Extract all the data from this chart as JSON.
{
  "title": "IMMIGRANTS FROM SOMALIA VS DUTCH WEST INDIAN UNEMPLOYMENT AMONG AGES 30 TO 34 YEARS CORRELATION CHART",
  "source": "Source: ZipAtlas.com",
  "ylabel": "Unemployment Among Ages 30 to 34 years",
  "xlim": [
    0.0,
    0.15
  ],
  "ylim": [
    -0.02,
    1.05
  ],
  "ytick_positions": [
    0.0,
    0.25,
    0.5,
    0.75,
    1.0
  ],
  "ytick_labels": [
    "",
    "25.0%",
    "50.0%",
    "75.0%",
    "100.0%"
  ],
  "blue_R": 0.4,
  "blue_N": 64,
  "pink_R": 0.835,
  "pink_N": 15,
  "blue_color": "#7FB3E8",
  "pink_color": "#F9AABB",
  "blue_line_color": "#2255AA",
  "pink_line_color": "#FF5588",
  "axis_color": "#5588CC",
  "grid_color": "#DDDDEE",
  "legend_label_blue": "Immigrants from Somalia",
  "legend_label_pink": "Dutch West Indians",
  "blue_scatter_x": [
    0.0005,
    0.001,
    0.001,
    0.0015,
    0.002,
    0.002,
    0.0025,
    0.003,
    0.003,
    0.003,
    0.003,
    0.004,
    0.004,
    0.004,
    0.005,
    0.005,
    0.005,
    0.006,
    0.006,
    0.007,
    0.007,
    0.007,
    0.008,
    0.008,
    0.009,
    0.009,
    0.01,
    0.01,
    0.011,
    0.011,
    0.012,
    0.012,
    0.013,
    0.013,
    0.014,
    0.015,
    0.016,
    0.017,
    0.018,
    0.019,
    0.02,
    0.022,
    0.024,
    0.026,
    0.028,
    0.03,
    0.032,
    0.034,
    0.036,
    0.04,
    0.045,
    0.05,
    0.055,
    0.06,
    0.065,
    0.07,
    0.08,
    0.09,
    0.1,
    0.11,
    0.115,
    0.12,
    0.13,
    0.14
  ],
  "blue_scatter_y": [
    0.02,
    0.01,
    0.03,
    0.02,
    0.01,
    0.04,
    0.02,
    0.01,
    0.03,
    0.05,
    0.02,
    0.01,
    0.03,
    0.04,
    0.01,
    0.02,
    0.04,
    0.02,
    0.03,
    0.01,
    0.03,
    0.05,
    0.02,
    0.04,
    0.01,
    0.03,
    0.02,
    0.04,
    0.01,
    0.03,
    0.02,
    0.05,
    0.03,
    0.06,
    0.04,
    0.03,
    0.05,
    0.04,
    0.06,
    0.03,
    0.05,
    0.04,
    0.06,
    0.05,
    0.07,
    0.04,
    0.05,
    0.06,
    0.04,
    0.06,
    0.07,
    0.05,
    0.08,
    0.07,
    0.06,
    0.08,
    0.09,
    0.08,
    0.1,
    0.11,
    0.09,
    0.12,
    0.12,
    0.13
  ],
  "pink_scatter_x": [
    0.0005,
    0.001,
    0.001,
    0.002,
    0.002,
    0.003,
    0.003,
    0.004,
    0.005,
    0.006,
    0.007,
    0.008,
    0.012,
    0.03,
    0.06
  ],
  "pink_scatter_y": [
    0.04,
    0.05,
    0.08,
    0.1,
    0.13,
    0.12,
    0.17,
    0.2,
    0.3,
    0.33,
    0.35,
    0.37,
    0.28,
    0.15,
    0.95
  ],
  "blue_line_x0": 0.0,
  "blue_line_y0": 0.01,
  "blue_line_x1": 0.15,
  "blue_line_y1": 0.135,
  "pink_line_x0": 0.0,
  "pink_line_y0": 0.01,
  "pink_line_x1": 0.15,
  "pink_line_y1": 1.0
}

> **DIRECTIONS**:
Transcribe every entry word for word.

> **RESULT FOR THIS TASK**:
Extract all the data from this chart as JSON.
{
  "title": "IMMIGRANTS FROM SOMALIA VS DUTCH WEST INDIAN UNEMPLOYMENT AMONG AGES 30 TO 34 YEARS CORRELATION CHART",
  "source": "Source: ZipAtlas.com",
  "ylabel": "Unemployment Among Ages 30 to 34 years",
  "xlim": [
    0.0,
    0.15
  ],
  "ylim": [
    -0.02,
    1.05
  ],
  "ytick_positions": [
    0.0,
    0.25,
    0.5,
    0.75,
    1.0
  ],
  "ytick_labels": [
    "",
    "25.0%",
    "50.0%",
    "75.0%",
    "100.0%"
  ],
  "blue_R": 0.4,
  "blue_N": 64,
  "pink_R": 0.835,
  "pink_N": 15,
  "blue_color": "#7FB3E8",
  "pink_color": "#F9AABB",
  "blue_line_color": "#2255AA",
  "pink_line_color": "#FF5588",
  "axis_color": "#5588CC",
  "grid_color": "#DDDDEE",
  "legend_label_blue": "Immigrants from Somalia",
  "legend_label_pink": "Dutch West Indians",
  "blue_scatter_x": [
    0.0005,
    0.001,
    0.001,
    0.0015,
    0.002,
    0.002,
    0.0025,
    0.003,
    0.003,
    0.003,
    0.003,
    0.004,
    0.004,
    0.004,
    0.005,
    0.005,
    0.005,
    0.006,
    0.006,
    0.007,
    0.007,
    0.007,
    0.008,
    0.008,
    0.009,
    0.009,
    0.01,
    0.01,
    0.011,
    0.011,
    0.012,
    0.012,
    0.013,
    0.013,
    0.014,
    0.015,
    0.016,
    0.017,
    0.018,
    0.019,
    0.02,
    0.022,
    0.024,
    0.026,
    0.028,
    0.03,
    0.032,
    0.034,
    0.036,
    0.04,
    0.045,
    0.05,
    0.055,
    0.06,
    0.065,
    0.07,
    0.08,
    0.09,
    0.1,
    0.11,
    0.115,
    0.12,
    0.13,
    0.14
  ],
  "blue_scatter_y": [
    0.02,
    0.01,
    0.03,
    0.02,
    0.01,
    0.04,
    0.02,
    0.01,
    0.03,
    0.05,
    0.02,
    0.01,
    0.03,
    0.04,
    0.01,
    0.02,
    0.04,
    0.02,
    0.03,
    0.01,
    0.03,
    0.05,
    0.02,
    0.04,
    0.01,
    0.03,
    0.02,
    0.04,
    0.01,
    0.03,
    0.02,
    0.05,
    0.03,
    0.06,
    0.04,
    0.03,
    0.05,
    0.04,
    0.06,
    0.03,
    0.05,
    0.04,
    0.06,
    0.05,
    0.07,
    0.04,
    0.05,
    0.06,
    0.04,
    0.06,
    0.07,
    0.05,
    0.08,
    0.07,
    0.06,
    0.08,
    0.09,
    0.08,
    0.1,
    0.11,
    0.09,
    0.12,
    0.12,
    0.13
  ],
  "pink_scatter_x": [
    0.0005,
    0.001,
    0.001,
    0.002,
    0.002,
    0.003,
    0.003,
    0.004,
    0.005,
    0.006,
    0.007,
    0.008,
    0.012,
    0.03,
    0.06
  ],
  "pink_scatter_y": [
    0.04,
    0.05,
    0.08,
    0.1,
    0.13,
    0.12,
    0.17,
    0.2,
    0.3,
    0.33,
    0.35,
    0.37,
    0.28,
    0.15,
    0.95
  ],
  "blue_line_x0": 0.0,
  "blue_line_y0": 0.01,
  "blue_line_x1": 0.15,
  "blue_line_y1": 0.135,
  "pink_line_x0": 0.0,
  "pink_line_y0": 0.01,
  "pink_line_x1": 0.15,
  "pink_line_y1": 1.0
}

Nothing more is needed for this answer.